## Start Exercise data

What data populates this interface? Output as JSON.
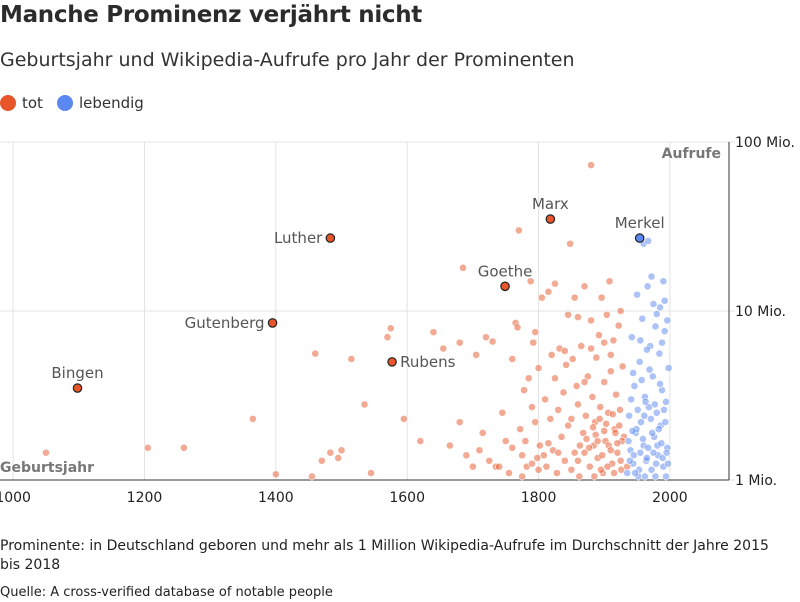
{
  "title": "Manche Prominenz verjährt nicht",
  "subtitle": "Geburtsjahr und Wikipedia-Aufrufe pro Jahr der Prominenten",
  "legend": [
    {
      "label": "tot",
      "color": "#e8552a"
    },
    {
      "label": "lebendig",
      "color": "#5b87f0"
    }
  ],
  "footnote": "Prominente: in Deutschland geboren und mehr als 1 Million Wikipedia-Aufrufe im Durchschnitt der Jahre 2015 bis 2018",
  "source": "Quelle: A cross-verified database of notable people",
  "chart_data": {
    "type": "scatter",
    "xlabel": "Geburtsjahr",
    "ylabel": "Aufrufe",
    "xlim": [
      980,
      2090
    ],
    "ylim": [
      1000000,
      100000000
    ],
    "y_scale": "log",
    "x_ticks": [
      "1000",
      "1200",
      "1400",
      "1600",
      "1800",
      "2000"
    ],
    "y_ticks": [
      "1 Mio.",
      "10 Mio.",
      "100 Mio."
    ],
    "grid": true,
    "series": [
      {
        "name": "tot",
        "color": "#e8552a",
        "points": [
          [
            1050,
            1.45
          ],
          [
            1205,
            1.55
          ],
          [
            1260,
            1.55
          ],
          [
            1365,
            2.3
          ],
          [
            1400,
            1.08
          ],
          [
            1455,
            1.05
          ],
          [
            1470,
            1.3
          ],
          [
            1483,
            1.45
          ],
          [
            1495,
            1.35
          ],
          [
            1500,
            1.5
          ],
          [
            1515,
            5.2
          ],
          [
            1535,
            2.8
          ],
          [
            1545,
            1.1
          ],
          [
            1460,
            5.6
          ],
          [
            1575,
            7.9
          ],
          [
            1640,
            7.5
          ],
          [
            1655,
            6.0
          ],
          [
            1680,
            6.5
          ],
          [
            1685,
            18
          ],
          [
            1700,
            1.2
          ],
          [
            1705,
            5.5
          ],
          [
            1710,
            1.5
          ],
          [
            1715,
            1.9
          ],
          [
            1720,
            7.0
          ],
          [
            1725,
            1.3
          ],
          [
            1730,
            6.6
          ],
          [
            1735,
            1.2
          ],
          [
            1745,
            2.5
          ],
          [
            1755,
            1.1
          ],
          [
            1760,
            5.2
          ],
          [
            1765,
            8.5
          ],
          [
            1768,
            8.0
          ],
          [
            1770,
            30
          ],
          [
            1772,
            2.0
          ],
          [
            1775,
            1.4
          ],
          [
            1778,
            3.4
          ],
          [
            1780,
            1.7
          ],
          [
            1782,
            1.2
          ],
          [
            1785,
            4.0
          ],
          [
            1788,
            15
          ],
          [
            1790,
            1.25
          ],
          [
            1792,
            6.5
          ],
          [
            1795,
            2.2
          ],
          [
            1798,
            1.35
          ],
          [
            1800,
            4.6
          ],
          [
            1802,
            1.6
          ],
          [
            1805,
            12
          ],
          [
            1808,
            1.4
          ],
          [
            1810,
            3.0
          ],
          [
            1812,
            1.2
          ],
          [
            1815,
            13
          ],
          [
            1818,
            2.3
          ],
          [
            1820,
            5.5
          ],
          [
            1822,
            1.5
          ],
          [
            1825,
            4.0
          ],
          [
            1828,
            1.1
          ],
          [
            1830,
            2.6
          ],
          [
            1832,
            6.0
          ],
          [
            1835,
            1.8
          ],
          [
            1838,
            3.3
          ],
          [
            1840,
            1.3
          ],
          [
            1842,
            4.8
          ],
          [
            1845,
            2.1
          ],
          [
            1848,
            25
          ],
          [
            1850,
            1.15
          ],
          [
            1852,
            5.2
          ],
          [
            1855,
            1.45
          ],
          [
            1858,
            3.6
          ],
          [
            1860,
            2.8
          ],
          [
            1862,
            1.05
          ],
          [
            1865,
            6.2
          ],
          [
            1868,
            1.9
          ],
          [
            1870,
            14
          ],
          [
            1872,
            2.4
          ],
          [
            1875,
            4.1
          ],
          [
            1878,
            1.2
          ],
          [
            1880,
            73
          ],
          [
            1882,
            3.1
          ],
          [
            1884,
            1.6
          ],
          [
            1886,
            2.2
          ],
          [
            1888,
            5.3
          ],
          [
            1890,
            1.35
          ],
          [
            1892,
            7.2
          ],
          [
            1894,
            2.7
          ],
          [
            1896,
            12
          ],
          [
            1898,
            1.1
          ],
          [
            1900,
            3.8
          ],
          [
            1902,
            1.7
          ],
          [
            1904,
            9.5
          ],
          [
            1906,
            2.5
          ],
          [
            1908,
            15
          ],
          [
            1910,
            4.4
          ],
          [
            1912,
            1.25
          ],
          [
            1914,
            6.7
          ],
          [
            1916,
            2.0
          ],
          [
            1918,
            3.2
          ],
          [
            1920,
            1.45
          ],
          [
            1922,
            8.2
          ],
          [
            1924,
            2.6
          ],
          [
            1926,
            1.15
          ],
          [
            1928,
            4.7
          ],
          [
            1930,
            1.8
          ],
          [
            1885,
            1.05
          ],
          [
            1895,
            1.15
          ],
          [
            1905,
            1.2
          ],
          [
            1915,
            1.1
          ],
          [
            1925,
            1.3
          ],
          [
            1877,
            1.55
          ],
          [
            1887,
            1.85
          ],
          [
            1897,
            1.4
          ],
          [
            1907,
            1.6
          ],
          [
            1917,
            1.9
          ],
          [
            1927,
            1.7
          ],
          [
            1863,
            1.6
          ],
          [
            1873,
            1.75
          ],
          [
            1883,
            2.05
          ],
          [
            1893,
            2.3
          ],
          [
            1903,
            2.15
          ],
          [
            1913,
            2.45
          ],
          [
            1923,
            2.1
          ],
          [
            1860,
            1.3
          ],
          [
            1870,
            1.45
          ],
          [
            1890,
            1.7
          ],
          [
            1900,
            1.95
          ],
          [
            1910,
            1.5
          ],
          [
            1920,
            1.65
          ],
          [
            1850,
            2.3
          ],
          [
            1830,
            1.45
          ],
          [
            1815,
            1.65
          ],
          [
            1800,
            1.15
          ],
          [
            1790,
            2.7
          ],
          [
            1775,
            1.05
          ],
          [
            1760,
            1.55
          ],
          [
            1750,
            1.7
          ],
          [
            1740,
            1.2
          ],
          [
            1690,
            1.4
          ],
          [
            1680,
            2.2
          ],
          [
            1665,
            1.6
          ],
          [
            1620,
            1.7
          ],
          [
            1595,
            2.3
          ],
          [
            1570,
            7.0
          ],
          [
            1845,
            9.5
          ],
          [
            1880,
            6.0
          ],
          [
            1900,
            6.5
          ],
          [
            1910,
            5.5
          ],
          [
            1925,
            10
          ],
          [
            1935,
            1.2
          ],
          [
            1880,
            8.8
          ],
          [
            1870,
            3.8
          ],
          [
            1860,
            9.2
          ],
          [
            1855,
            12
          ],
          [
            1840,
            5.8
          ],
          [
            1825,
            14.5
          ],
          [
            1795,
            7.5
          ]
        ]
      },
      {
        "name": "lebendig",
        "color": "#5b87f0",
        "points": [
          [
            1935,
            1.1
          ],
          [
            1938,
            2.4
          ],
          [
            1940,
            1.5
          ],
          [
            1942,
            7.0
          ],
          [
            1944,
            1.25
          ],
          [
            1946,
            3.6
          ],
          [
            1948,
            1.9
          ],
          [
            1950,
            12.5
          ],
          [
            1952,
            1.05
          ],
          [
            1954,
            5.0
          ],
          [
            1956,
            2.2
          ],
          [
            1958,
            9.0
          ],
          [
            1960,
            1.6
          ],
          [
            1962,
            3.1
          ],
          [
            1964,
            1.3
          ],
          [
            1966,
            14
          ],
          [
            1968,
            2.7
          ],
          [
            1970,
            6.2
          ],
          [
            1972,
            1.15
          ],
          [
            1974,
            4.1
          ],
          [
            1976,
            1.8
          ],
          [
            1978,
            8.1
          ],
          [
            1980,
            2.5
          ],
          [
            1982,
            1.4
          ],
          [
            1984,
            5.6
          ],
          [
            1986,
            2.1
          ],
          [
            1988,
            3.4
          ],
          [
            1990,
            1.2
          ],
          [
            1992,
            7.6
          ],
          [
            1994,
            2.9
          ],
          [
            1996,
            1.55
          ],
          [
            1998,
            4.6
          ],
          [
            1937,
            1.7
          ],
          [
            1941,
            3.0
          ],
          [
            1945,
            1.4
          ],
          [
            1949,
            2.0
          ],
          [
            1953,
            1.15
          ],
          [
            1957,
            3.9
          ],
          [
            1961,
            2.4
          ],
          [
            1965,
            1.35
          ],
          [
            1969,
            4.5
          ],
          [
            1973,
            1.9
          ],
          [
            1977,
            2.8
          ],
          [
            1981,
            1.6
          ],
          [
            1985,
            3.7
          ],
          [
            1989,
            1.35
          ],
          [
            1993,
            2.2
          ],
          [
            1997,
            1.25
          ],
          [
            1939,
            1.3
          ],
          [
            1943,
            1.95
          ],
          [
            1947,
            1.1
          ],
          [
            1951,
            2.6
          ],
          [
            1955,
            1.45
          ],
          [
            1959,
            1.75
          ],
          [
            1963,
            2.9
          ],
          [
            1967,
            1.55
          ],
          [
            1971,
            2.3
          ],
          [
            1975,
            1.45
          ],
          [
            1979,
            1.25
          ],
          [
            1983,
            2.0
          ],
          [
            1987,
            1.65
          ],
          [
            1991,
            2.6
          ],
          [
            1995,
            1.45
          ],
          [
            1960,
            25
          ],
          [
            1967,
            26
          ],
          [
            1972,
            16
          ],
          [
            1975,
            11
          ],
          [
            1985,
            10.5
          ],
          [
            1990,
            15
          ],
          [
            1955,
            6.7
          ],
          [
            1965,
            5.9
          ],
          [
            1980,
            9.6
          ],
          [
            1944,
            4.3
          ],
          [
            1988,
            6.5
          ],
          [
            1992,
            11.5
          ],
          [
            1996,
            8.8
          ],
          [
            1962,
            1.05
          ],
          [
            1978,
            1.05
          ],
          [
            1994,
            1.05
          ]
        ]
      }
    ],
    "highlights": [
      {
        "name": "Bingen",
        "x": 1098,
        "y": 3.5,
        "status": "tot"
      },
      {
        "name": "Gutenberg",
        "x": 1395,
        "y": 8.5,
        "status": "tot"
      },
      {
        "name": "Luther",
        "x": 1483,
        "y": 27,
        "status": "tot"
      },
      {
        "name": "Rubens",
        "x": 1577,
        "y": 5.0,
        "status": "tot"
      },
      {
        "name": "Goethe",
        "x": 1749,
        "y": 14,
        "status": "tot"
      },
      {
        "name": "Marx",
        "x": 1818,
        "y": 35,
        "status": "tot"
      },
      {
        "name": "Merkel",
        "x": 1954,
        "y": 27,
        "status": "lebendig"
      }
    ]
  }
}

## End Exercise data

*Written exercise*.
Find the word "Wikipedia" in the data and copy out each line where it turns up.

*Reply to the exercise*.
  "subtitle": "Geburtsjahr und Wikipedia-Aufrufe pro Jahr der Prominenten",
  "footnote": "Prominente: in Deutschland geboren und mehr als 1 Million Wikipedia-Aufrufe im Durchschnitt der Jahre 2015 bis 2018",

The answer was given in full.